DOKUMEN ->
Renungan Sang Politisi Gaek.ET TU, JOKO!?
Smith Alhadar/Penasihat Institute for Democracy Education (IDe)
Aku tak bisa tidur. Masalah kenegaraan datang silih berganti tanpa aku memahami substansinya. Di taman belakang rumah aku duduk sendirian di malam yang kian larut. Kutatap aneka kembang warna-warni di bawah siraman cahaya neon, yang nampak seperti perempuan-perempuan muda sedang merayakan kehidupan.
Tapi aku telah kehilangan perasaan untuk menghargai kehadiran mereka. Baru belakangan ini aku merasa hidup hanyalah kekosongan. Bahkan sangat pahit. Bak si miskin mengigau menang lotrei hanya untuk dibangunkan oleh realitas yang getir.
Terdengar lolongan anjing yang mengiris hati, yang seperti memperingatkan adanya bahaya. Sungguh, aku lelah lahir batin. Lelaki ringkih itu, yang masih kuremehkan sampai sekarang, ternyata mampu juga mempermainkan aku.
Aku tak bisa terima petugas partai merongrong wibawaku. Kalau begini bagaimana mungkin aku bisa bangga menjadi putri proklamator yang masyhur itu? Tadi kucopot potret si ringkih-dungu itu dari dinding dan aku banting keras-keras ke lantai. Tak layak kau berada di sini!
Gara-gara dia orang menertawai klaimku bahwa aku tokoh “kharismatik” dan “pintar”. Si ringkih harus aku kalahkan biar pulih wibawaku. Tapi bagaimana caranya? Orang-orang partai lebih mendengarkan dia dari pada aku. Sialan!

Cuplikan dataset
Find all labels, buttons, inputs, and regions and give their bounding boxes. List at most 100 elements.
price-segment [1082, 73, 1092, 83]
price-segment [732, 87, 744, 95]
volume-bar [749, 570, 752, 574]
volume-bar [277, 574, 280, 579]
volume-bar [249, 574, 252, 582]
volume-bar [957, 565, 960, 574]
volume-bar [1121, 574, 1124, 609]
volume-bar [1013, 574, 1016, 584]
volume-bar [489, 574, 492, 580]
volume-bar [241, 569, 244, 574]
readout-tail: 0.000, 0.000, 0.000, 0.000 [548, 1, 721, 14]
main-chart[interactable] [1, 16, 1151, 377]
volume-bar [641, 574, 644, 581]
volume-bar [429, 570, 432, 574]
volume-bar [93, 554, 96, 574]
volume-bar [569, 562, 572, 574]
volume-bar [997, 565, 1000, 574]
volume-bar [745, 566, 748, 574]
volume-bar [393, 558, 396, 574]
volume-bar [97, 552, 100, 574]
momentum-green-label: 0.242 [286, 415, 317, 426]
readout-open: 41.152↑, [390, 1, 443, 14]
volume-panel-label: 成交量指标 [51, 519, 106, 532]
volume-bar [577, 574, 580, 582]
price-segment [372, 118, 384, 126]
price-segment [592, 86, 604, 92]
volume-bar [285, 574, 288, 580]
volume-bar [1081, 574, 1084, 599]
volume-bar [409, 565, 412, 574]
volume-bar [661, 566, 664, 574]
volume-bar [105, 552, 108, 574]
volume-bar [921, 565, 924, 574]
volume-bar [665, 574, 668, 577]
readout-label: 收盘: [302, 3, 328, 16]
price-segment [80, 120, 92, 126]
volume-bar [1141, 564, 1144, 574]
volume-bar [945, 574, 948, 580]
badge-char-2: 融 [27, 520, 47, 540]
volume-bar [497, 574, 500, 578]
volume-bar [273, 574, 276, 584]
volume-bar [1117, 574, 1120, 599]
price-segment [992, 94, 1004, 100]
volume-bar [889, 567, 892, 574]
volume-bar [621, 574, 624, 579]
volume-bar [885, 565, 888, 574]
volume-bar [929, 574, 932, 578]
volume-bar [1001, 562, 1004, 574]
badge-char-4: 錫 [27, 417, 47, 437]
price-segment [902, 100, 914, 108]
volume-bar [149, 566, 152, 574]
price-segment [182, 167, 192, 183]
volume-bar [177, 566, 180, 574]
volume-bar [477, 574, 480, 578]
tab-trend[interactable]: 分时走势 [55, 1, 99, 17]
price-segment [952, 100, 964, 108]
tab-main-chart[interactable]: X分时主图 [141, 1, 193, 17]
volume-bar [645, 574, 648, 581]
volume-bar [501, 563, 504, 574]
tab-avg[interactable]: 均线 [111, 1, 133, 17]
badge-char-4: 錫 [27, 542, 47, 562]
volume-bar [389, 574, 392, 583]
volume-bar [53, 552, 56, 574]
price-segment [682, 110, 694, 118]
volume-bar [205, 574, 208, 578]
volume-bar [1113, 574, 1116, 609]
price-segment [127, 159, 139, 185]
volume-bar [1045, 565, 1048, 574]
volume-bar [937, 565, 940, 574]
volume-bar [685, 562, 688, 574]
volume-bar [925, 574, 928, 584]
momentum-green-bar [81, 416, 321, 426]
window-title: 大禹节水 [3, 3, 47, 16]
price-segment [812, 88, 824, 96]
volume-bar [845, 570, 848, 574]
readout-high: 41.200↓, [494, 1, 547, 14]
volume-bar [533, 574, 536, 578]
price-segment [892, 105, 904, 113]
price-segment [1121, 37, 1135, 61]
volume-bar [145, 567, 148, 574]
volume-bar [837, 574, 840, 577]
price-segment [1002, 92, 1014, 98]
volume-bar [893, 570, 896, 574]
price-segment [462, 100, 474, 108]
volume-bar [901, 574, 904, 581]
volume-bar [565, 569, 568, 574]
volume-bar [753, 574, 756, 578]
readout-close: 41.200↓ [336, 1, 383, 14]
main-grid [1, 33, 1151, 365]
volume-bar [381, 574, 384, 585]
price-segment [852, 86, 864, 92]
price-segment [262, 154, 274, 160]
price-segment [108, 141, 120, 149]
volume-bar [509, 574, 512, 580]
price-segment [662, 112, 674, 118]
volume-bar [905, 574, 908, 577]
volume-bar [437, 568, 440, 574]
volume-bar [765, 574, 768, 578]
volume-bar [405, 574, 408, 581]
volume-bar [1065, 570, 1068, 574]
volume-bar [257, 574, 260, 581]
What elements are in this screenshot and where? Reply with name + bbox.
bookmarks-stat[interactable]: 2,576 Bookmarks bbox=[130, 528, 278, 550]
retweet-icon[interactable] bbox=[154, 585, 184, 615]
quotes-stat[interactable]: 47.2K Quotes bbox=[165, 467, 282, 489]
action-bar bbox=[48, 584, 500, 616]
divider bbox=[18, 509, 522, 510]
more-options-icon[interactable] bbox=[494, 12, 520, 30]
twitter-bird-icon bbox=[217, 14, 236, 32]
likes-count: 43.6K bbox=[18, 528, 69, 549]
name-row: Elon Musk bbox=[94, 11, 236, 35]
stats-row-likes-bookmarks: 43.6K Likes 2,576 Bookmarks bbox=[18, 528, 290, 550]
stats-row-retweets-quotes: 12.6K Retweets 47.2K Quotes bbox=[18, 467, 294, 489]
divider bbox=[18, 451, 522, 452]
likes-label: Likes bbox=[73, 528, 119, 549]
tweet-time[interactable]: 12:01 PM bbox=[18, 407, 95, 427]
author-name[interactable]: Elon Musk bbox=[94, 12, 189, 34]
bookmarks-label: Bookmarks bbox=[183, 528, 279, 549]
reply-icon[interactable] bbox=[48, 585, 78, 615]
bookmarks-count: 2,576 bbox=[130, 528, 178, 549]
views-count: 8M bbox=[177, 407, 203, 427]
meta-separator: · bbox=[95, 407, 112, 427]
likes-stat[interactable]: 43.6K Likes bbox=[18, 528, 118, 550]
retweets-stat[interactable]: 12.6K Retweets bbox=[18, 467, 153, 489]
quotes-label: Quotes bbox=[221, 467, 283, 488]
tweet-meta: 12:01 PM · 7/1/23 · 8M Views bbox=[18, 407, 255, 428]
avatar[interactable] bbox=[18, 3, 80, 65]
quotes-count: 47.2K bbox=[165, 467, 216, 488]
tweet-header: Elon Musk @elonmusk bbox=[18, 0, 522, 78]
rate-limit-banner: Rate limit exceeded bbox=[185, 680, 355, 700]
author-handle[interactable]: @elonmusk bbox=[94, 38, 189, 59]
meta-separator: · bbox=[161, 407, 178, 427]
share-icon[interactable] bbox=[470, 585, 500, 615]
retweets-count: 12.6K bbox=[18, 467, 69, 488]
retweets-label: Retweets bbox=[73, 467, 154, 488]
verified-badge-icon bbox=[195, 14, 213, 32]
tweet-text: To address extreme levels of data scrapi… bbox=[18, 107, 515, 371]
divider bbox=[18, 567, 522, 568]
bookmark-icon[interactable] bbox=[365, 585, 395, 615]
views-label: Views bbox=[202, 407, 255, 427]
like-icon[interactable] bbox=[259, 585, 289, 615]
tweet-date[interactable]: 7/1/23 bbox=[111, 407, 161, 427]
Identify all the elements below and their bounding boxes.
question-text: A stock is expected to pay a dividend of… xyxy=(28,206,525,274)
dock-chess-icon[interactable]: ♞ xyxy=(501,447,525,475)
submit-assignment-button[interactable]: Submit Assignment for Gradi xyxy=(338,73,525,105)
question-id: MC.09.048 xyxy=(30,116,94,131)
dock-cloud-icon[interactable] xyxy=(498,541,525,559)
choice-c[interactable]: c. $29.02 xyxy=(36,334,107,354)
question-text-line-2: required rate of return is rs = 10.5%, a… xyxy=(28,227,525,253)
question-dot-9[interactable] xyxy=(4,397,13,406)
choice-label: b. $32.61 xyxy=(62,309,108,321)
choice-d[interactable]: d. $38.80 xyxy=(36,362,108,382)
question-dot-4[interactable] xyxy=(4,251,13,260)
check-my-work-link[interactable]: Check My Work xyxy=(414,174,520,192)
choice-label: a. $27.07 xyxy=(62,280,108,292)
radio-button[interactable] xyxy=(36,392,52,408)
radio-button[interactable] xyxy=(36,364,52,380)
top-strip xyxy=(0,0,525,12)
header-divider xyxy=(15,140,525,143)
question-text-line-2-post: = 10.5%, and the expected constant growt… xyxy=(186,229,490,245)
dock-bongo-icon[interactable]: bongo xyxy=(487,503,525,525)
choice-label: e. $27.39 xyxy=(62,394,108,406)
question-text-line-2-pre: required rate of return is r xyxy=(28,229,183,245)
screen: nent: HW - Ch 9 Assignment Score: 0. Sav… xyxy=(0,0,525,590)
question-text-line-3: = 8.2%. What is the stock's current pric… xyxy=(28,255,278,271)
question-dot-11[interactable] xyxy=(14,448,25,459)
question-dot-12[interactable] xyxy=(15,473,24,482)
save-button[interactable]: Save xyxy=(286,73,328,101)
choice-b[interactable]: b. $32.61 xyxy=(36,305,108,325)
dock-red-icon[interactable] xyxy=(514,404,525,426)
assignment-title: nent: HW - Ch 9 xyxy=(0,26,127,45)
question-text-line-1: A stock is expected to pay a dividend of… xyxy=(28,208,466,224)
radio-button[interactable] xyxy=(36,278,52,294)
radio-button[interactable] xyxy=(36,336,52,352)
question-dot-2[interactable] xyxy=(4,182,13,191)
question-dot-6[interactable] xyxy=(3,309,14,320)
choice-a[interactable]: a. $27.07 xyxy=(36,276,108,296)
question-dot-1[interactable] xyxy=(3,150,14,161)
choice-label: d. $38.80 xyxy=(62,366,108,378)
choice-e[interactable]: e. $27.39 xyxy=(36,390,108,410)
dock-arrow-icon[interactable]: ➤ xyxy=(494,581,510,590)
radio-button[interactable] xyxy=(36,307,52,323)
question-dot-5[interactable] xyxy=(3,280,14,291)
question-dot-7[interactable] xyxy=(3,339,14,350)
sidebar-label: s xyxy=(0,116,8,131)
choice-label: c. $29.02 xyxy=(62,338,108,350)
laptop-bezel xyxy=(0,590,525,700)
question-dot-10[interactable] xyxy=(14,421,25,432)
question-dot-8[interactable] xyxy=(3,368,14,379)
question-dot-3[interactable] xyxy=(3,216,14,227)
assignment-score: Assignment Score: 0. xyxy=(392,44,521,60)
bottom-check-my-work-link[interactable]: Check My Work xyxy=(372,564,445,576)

SOAL LATIHAN 1 -> Apakah tiap pernyataan ini sesuai dengan tulisan? Jawab ya atau tidak, lalu kutip kata-kata dari tulisan yang menentukan jawabannya. (a) Pencerita duduk sendirian di taman belakang rumah pada malam hari. (b) Pencerita memasang potret lelaki ringkih itu di dinding. (c) Menurut pencerita, orang-orang partai lebih mendengarkan pencerita daripada si ringkih.
SOAL LATIHAN 2 -> Dalam tulisan, suara apa yang terdengar oleh pencerita dan seolah memperingatkan adanya bahaya?
SOAL LATIHAN 3 -> Teruskan tulisan tentang renungan sang politisi gaek ini mulai sesudah kalimat terakhirnya.
Baris-baris itu bahan terpisah dan tidak ada hubungannya dengan tulisan.

HASIL JAWABAN 1 ->
(a) Ya: "Di taman belakang rumah aku duduk sendirian di malam yang kian larut."
(b) Tidak: "Tadi kucopot potret si ringkih-dungu itu dari dinding dan aku banting keras-keras ke lantai."
(c) Tidak: "Orang-orang partai lebih mendengarkan dia dari pada aku."

HASIL JAWABAN 2 -> Lolongan anjing yang mengiris hati.

HASIL JAWABAN 3 ->
Ini menyempitkan ruang manuverku untuk menarik parpol lain bergabung dengan partaiku. Namun, nyaris tak ada yang berminat. Ini pasti karena ancaman si ringkih bedebah itu. Aduh, capres yang aku usung terancam kalah. Meskipun pahit harus aku terima realitas bahwa dialah yang mengendalikan permainan ini.
Sebenarnya semua urusan akan mudah kalau aku sowan kepadanya dan memohon agar dia tak menghancurkan partaiku, yang dulu berjasa besar membawanya ke Istana. Pasalnya, kalau capresku kalah, partaiku ikut merana. Mungkin juga binasa untuk selamanya.
Toh, hampir sampai waktuku. Mungkin ini pilpres terakhirku. Sementara, tak ada penerus yang bisa diandalkan untuk menjaga keutuhan dan kelangsungan hidup partaiku, partai yang aku niatkan untuk menghidup-hidupkan ayahku — sorry, bukab untuk wong cilik — biar seluruh dunia tahu bahwa ayahku tak pernah “mati”.
Tak ada pilihan lain kecuali aku harus mengemis dan memberi konsesi kepada si ringkih-tolol yang dulu aku hina demi membuka kemungkinan ia berbalik mendukung capresku. Tapi gengsiku terlalu besar untuk mengalah kepada orang yang aku anggap tak punya kelebihan apapun kecuali pencitraan yang membuat kewarasan bangsa terganggu.
Aku juga salah: merampas bakal capresku dari tangannya. Aku mengira dengan tindakan itu ia akan kehilangan pengaruh dalam mengutak-atik pilpres. Bola akan berada di kakiku. Dan akulah yang akan menentukan nasibnya pasca lengser kalau capresku menang.
Karena banyak masalah yang akan dia tinggalkan, aku ingin melihat dia seperti kucing basah di depanku. Capresku tokoh populer sehingga aku berharap oligarki dan parpol lain akan antri untuk bergabung dengan koalisi yang dibangun partaiku.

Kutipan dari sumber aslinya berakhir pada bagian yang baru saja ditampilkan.